Below is a listing to write out in full, exactly as given, without its pictures.

Input data:
━━━━━━━━━━━━━━━━━━━━
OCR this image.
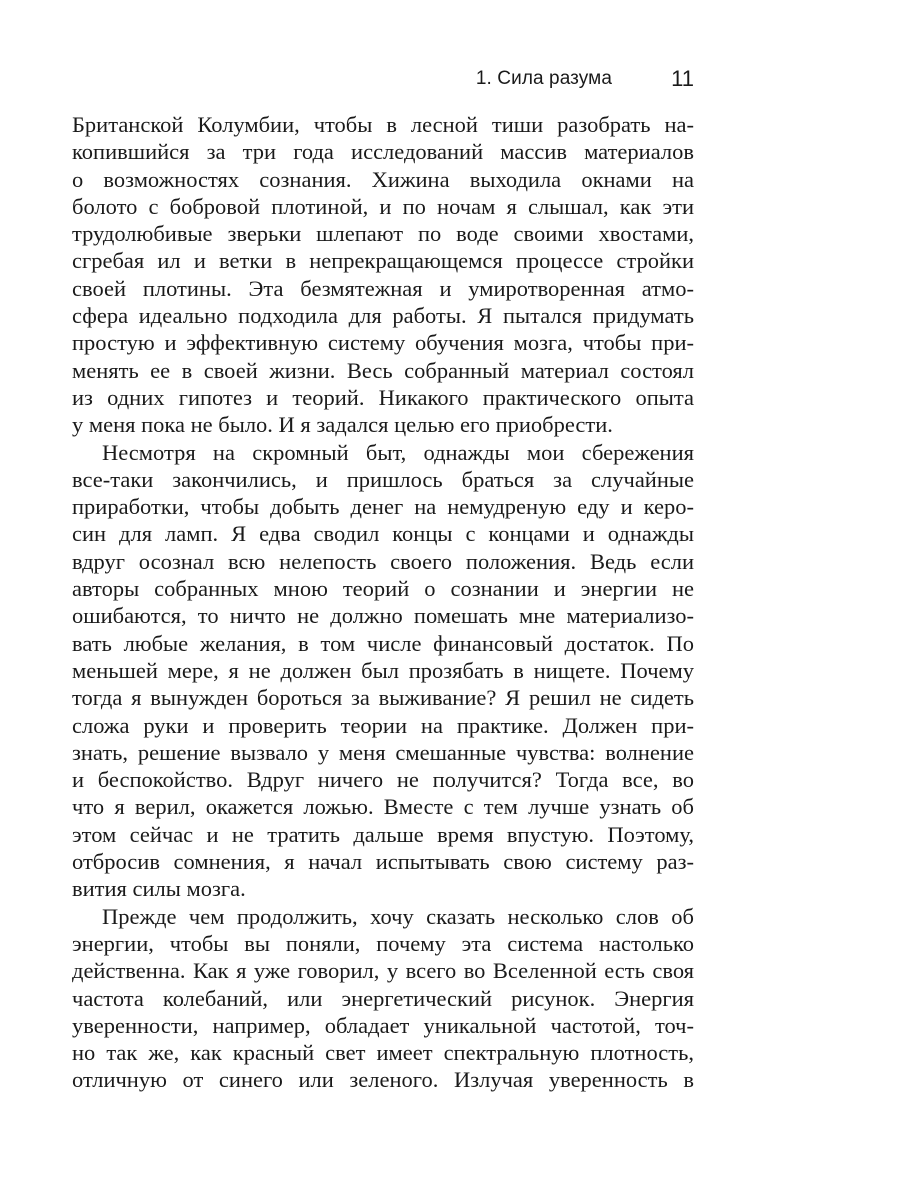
1. Сила разума	11
Британской Колумбии, чтобы в лесной тиши разобрать на-
копившийся за три года исследований массив материалов
о возможностях сознания. Хижина выходила окнами на
болото с бобровой плотиной, и по ночам я слышал, как эти
трудолюбивые зверьки шлепают по воде своими хвостами,
сгребая ил и ветки в непрекращающемся процессе стройки
своей плотины. Эта безмятежная и умиротворенная атмо-
сфера идеально подходила для работы. Я пытался придумать
простую и эффективную систему обучения мозга, чтобы при-
менять ее в своей жизни. Весь собранный материал состоял
из одних гипотез и теорий. Никакого практического опыта
у меня пока не было. И я задался целью его приобрести.
Несмотря на скромный быт, однажды мои сбережения
все-таки закончились, и пришлось браться за случайные
приработки, чтобы добыть денег на немудреную еду и керо-
син для ламп. Я едва сводил концы с концами и однажды
вдруг осознал всю нелепость своего положения. Ведь если
авторы собранных мною теорий о сознании и энергии не
ошибаются, то ничто не должно помешать мне материализо-
вать любые желания, в том числе финансовый достаток. По
меньшей мере, я не должен был прозябать в нищете. Почему
тогда я вынужден бороться за выживание? Я решил не сидеть
сложа руки и проверить теории на практике. Должен при-
знать, решение вызвало у меня смешанные чувства: волнение
и беспокойство. Вдруг ничего не получится? Тогда все, во
что я верил, окажется ложью. Вместе с тем лучше узнать об
этом сейчас и не тратить дальше время впустую. Поэтому,
отбросив сомнения, я начал испытывать свою систему раз-
вития силы мозга.
Прежде чем продолжить, хочу сказать несколько слов об
энергии, чтобы вы поняли, почему эта система настолько
действенна. Как я уже говорил, у всего во Вселенной есть своя
частота колебаний, или энергетический рисунок. Энергия
уверенности, например, обладает уникальной частотой, точ-
но так же, как красный свет имеет спектральную плотность,
отличную от синего или зеленого. Излучая уверенность в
━━━━━━━━━━━━━━━━━━━━
Response to this exercise:
OCR this image.
1. Сила разума	11
Британской Колумбии, чтобы в лесной тиши разобрать на-
копившийся за три года исследований массив материалов
о возможностях сознания. Хижина выходила окнами на
болото с бобровой плотиной, и по ночам я слышал, как эти
трудолюбивые зверьки шлепают по воде своими хвостами,
сгребая ил и ветки в непрекращающемся процессе стройки
своей плотины. Эта безмятежная и умиротворенная атмо-
сфера идеально подходила для работы. Я пытался придумать
простую и эффективную систему обучения мозга, чтобы при-
менять ее в своей жизни. Весь собранный материал состоял
из одних гипотез и теорий. Никакого практического опыта
у меня пока не было. И я задался целью его приобрести.
Несмотря на скромный быт, однажды мои сбережения
все-таки закончились, и пришлось браться за случайные
приработки, чтобы добыть денег на немудреную еду и керо-
син для ламп. Я едва сводил концы с концами и однажды
вдруг осознал всю нелепость своего положения. Ведь если
авторы собранных мною теорий о сознании и энергии не
ошибаются, то ничто не должно помешать мне материализо-
вать любые желания, в том числе финансовый достаток. По
меньшей мере, я не должен был прозябать в нищете. Почему
тогда я вынужден бороться за выживание? Я решил не сидеть
сложа руки и проверить теории на практике. Должен при-
знать, решение вызвало у меня смешанные чувства: волнение
и беспокойство. Вдруг ничего не получится? Тогда все, во
что я верил, окажется ложью. Вместе с тем лучше узнать об
этом сейчас и не тратить дальше время впустую. Поэтому,
отбросив сомнения, я начал испытывать свою систему раз-
вития силы мозга.
Прежде чем продолжить, хочу сказать несколько слов об
энергии, чтобы вы поняли, почему эта система настолько
действенна. Как я уже говорил, у всего во Вселенной есть своя
частота колебаний, или энергетический рисунок. Энергия
уверенности, например, обладает уникальной частотой, точ-
но так же, как красный свет имеет спектральную плотность,
отличную от синего или зеленого. Излучая уверенность в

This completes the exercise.